═════ ENTRIES SHOWN ═════
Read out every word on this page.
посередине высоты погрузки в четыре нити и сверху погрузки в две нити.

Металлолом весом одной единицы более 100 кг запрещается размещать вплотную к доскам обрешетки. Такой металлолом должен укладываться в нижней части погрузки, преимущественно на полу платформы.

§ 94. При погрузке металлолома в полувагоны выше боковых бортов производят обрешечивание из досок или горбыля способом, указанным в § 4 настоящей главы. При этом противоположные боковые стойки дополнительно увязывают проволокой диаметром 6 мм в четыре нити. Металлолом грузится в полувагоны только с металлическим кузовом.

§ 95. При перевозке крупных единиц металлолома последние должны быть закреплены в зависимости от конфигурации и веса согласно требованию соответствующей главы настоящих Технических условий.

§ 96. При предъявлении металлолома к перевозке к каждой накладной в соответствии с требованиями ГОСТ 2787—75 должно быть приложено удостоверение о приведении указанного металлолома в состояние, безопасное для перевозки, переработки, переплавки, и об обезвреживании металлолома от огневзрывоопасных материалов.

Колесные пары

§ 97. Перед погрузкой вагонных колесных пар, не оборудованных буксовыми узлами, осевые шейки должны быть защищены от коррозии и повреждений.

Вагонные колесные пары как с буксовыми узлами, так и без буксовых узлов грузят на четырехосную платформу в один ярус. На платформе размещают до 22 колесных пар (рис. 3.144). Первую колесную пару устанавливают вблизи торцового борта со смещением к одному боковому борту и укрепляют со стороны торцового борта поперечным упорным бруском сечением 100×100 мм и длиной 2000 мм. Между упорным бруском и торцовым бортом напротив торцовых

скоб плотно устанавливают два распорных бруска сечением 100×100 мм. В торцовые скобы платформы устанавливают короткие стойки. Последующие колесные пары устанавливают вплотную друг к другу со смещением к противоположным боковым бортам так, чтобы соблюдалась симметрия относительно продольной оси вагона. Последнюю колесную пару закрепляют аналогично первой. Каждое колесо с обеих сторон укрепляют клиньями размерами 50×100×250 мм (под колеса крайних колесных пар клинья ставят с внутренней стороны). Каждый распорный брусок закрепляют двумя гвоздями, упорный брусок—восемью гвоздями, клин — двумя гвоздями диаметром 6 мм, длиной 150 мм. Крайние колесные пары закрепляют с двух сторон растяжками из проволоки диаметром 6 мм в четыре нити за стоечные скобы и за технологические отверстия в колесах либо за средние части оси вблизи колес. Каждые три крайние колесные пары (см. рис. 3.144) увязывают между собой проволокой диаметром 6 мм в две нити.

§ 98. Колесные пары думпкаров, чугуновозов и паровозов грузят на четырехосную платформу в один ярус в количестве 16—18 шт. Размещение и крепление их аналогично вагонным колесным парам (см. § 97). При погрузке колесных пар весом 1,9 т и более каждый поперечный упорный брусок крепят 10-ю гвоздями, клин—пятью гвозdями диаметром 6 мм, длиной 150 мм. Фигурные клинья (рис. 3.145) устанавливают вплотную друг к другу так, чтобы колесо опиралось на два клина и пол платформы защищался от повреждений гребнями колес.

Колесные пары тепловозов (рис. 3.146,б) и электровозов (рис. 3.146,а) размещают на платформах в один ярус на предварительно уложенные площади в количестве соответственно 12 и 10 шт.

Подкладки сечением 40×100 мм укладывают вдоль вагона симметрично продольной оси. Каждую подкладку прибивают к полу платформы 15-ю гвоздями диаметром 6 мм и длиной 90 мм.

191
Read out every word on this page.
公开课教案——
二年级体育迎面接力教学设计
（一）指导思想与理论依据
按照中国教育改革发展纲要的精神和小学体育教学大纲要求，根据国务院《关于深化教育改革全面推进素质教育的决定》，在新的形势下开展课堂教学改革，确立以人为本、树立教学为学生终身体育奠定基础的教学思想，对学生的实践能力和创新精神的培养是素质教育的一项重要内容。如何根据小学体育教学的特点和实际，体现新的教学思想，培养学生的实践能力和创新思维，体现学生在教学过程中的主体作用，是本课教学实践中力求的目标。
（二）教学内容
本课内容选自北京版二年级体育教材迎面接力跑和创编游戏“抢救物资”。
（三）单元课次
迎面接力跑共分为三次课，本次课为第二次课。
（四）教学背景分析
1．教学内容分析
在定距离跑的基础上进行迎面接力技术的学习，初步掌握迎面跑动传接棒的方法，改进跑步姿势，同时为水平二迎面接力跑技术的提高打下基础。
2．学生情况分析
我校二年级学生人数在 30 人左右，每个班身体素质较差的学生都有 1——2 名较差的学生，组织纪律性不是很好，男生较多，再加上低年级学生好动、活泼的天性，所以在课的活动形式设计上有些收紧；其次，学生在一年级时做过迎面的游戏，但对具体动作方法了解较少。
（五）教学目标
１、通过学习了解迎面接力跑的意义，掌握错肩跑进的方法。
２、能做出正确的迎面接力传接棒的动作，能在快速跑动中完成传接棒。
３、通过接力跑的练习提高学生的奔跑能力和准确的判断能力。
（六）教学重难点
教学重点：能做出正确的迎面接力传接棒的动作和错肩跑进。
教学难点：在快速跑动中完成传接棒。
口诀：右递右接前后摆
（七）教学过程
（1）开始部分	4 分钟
═════
◆ THE REQUEST
Write out the full listing exactly as given.

◆ TASK SOLUTION
Read out every word on this page.
посередине высоты погрузки в четыре нити и сверху погрузки в две нити.

Металлолом весом одной единицы более 100 кг запрещается размещать вплотную к доскам обрешетки. Такой металлолом должен укладываться в нижней части погрузки, преимущественно на полу платформы.

§ 94. При погрузке металлолома в полувагоны выше боковых бортов производят обрешечивание из досок или горбыля способом, указанным в § 4 настоящей главы. При этом противоположные боковые стойки дополнительно увязывают проволокой диаметром 6 мм в четыре нити. Металлолом грузится в полувагоны только с металлическим кузовом.

§ 95. При перевозке крупных единиц металлолома последние должны быть закреплены в зависимости от конфигурации и веса согласно требованию соответствующей главы настоящих Технических условий.

§ 96. При предъявлении металлолома к перевозке к каждой накладной в соответствии с требованиями ГОСТ 2787—75 должно быть приложено удостоверение о приведении указанного металлолома в состояние, безопасное для перевозки, переработки, переплавки, и об обезвреживании металлолома от огневзрывоопасных материалов.

Колесные пары

§ 97. Перед погрузкой вагонных колесных пар, не оборудованных буксовыми узлами, осевые шейки должны быть защищены от коррозии и повреждений.

Вагонные колесные пары как с буксовыми узлами, так и без буксовых узлов грузят на четырехосную платформу в один ярус. На платформе размещают до 22 колесных пар (рис. 3.144). Первую колесную пару устанавливают вблизи торцового борта со смещением к одному боковому борту и укрепляют со стороны торцового борта поперечным упорным бруском сечением 100×100 мм и длиной 2000 мм. Между упорным бруском и торцовым бортом напротив торцовых

скоб плотно устанавливают два распорных бруска сечением 100×100 мм. В торцовые скобы платформы устанавливают короткие стойки. Последующие колесные пары устанавливают вплотную друг к другу со смещением к противоположным боковым бортам так, чтобы соблюдалась симметрия относительно продольной оси вагона. Последнюю колесную пару закрепляют аналогично первой. Каждое колесо с обеих сторон укрепляют клиньями размерами 50×100×250 мм (под колеса крайних колесных пар клинья ставят с внутренней стороны). Каждый распорный брусок закрепляют двумя гвоздями, упорный брусок—восемью гвоздями, клин — двумя гвоздями диаметром 6 мм, длиной 150 мм. Крайние колесные пары закрепляют с двух сторон растяжками из проволоки диаметром 6 мм в четыре нити за стоечные скобы и за технологические отверстия в колесах либо за средние части оси вблизи колес. Каждые три крайние колесные пары (см. рис. 3.144) увязывают между собой проволокой диаметром 6 мм в две нити.

§ 98. Колесные пары думпкаров, чугуновозов и паровозов грузят на четырехосную платформу в один ярус в количестве 16—18 шт. Размещение и крепление их аналогично вагонным колесным парам (см. § 97). При погрузке колесных пар весом 1,9 т и более каждый поперечный упорный брусок крепят 10-ю гвоздями, клин—пятью гвозdями диаметром 6 мм, длиной 150 мм. Фигурные клинья (рис. 3.145) устанавливают вплотную друг к другу так, чтобы колесо опиралось на два клина и пол платформы защищался от повреждений гребнями колес.

Колесные пары тепловозов (рис. 3.146,б) и электровозов (рис. 3.146,а) размещают на платформах в один ярус на предварительно уложенные площади в количестве соответственно 12 и 10 шт.

Подкладки сечением 40×100 мм укладывают вдоль вагона симметрично продольной оси. Каждую подкладку прибивают к полу платформы 15-ю гвоздями диаметром 6 мм и длиной 90 мм.

191
Read out every word on this page.
公开课教案——
二年级体育迎面接力教学设计
（一）指导思想与理论依据
按照中国教育改革发展纲要的精神和小学体育教学大纲要求，根据国务院《关于深化教育改革全面推进素质教育的决定》，在新的形势下开展课堂教学改革，确立以人为本、树立教学为学生终身体育奠定基础的教学思想，对学生的实践能力和创新精神的培养是素质教育的一项重要内容。如何根据小学体育教学的特点和实际，体现新的教学思想，培养学生的实践能力和创新思维，体现学生在教学过程中的主体作用，是本课教学实践中力求的目标。
（二）教学内容
本课内容选自北京版二年级体育教材迎面接力跑和创编游戏“抢救物资”。
（三）单元课次
迎面接力跑共分为三次课，本次课为第二次课。
（四）教学背景分析
1．教学内容分析
在定距离跑的基础上进行迎面接力技术的学习，初步掌握迎面跑动传接棒的方法，改进跑步姿势，同时为水平二迎面接力跑技术的提高打下基础。
2．学生情况分析
我校二年级学生人数在 30 人左右，每个班身体素质较差的学生都有 1——2 名较差的学生，组织纪律性不是很好，男生较多，再加上低年级学生好动、活泼的天性，所以在课的活动形式设计上有些收紧；其次，学生在一年级时做过迎面的游戏，但对具体动作方法了解较少。
（五）教学目标
１、通过学习了解迎面接力跑的意义，掌握错肩跑进的方法。
２、能做出正确的迎面接力传接棒的动作，能在快速跑动中完成传接棒。
３、通过接力跑的练习提高学生的奔跑能力和准确的判断能力。
（六）教学重难点
教学重点：能做出正确的迎面接力传接棒的动作和错肩跑进。
教学难点：在快速跑动中完成传接棒。
口诀：右递右接前后摆
（七）教学过程
（1）开始部分	4 分钟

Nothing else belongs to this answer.